### DATA RECORDS
***

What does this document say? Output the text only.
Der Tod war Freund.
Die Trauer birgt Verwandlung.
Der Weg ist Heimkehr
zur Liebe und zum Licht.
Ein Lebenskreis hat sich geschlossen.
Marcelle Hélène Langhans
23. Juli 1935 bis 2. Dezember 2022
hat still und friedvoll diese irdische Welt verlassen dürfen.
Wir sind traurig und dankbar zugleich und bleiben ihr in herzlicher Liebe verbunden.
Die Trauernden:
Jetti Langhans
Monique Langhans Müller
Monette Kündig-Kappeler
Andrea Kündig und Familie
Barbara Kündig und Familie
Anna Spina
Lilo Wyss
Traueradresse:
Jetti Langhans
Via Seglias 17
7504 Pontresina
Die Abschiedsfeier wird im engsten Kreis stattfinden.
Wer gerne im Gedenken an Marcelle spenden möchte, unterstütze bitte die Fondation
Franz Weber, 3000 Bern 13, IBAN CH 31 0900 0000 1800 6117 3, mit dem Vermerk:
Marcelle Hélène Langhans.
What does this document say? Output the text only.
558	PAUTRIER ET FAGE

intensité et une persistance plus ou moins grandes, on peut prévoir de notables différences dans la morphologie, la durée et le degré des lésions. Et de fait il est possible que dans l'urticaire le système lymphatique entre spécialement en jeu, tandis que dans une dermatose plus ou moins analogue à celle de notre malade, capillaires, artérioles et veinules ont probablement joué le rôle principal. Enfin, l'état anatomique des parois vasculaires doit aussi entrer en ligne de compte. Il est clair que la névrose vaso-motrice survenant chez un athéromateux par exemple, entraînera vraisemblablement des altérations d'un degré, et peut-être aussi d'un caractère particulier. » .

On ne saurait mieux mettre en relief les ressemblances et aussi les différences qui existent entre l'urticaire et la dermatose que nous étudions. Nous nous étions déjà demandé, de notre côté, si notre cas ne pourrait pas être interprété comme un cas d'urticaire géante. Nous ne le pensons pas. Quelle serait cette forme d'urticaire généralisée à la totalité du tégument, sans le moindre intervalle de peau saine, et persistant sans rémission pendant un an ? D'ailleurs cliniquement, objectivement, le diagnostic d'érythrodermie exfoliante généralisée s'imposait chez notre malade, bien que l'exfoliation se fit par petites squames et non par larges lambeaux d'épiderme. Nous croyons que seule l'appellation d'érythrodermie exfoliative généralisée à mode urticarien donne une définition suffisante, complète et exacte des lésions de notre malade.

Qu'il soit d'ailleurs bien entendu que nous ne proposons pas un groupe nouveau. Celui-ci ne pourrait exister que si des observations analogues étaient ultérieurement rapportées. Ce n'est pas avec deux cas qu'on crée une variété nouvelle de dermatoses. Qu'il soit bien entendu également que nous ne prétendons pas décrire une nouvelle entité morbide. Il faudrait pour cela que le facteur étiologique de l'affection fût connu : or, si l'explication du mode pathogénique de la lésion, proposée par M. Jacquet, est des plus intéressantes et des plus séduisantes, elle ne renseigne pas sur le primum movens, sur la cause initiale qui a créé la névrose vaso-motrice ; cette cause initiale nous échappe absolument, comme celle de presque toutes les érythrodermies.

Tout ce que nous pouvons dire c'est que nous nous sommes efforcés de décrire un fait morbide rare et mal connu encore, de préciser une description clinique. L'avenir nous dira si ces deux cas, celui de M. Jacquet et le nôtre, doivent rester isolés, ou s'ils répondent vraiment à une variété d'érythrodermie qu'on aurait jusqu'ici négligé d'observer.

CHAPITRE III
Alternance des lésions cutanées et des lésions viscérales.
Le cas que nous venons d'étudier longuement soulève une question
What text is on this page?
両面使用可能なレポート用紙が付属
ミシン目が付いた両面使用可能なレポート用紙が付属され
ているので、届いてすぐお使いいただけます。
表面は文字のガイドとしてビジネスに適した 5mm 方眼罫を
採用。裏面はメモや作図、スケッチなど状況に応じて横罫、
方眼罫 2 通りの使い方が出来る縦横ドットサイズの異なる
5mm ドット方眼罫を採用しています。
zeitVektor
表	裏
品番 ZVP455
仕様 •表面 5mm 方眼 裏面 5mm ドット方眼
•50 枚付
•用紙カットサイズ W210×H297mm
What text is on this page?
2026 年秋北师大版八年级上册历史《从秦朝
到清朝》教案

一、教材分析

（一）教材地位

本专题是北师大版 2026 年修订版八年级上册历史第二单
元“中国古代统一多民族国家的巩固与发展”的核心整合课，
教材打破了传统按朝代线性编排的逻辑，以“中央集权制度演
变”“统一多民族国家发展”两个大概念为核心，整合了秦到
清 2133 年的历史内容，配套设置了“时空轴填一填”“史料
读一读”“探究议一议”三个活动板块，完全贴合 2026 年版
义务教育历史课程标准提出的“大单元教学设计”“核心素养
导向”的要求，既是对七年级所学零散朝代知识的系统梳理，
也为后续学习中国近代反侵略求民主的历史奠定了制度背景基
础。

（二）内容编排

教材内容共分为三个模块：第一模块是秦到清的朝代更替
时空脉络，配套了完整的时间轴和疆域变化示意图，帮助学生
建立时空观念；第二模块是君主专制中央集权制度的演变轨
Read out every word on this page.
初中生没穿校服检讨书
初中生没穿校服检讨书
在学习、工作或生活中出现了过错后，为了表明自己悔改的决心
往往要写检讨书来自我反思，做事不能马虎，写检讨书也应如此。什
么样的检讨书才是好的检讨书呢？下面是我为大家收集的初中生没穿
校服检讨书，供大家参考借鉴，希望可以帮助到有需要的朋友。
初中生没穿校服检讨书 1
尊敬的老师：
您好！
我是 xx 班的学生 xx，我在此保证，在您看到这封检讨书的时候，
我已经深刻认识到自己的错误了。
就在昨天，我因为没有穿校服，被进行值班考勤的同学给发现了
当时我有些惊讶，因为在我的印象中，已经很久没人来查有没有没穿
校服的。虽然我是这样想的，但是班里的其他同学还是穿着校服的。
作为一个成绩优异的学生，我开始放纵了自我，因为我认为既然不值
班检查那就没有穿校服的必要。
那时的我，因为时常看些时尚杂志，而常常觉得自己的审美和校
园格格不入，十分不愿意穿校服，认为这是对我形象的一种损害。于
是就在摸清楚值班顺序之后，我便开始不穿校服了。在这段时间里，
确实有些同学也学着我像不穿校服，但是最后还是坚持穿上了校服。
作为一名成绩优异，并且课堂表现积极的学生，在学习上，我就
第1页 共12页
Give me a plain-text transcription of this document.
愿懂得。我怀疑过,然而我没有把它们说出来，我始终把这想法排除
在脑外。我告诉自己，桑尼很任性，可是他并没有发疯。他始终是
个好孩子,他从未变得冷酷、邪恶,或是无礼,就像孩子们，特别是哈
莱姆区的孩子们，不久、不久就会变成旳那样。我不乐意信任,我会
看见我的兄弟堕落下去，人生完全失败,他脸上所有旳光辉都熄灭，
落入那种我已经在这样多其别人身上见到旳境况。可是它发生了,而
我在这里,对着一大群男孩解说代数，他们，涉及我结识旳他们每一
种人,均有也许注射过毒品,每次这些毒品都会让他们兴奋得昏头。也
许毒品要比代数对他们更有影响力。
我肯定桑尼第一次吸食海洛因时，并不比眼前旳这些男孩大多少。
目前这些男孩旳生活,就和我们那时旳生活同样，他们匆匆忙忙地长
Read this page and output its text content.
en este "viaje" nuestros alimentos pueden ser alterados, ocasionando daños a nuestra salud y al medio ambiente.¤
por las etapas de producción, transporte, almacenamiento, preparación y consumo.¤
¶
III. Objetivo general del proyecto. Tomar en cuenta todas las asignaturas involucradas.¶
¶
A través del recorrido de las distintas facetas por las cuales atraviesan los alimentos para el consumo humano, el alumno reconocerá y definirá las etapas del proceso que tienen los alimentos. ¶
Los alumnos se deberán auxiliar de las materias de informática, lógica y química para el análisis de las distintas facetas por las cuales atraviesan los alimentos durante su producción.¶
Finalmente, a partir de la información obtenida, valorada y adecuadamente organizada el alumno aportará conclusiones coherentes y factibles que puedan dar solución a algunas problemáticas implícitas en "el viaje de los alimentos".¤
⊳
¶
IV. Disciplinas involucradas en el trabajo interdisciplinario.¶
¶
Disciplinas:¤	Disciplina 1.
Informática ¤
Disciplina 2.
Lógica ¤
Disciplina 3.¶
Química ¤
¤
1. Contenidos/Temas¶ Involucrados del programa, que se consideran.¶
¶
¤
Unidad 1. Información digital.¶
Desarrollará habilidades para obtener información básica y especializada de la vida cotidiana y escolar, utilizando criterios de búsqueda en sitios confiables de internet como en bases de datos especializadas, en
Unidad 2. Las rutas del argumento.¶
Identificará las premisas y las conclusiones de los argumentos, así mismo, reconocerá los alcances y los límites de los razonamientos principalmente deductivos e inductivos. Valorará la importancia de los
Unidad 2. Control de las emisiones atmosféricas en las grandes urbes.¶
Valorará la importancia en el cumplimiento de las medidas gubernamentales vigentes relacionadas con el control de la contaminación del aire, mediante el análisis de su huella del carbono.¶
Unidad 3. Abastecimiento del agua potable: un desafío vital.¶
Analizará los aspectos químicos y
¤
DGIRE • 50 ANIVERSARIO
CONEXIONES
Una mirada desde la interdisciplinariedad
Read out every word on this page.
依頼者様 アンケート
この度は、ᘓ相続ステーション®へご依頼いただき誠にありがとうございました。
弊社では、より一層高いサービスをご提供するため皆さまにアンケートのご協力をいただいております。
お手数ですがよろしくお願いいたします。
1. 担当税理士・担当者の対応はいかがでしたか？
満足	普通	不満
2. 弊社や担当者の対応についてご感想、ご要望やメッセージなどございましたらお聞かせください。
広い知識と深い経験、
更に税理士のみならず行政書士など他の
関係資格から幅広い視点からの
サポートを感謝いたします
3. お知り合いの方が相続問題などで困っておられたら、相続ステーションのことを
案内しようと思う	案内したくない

***

### WORK TO COMPLETE
Search the records for the string "producción" and return every line in which it occurs.

### FULL ANSWER
por las etapas de producción, transporte, almacenamiento, preparación y consumo.¤
Los alumnos se deberán auxiliar de las materias de informática, lógica y química para el análisis de las distintas facetas por las cuales atraviesan los alimentos durante su producción.¶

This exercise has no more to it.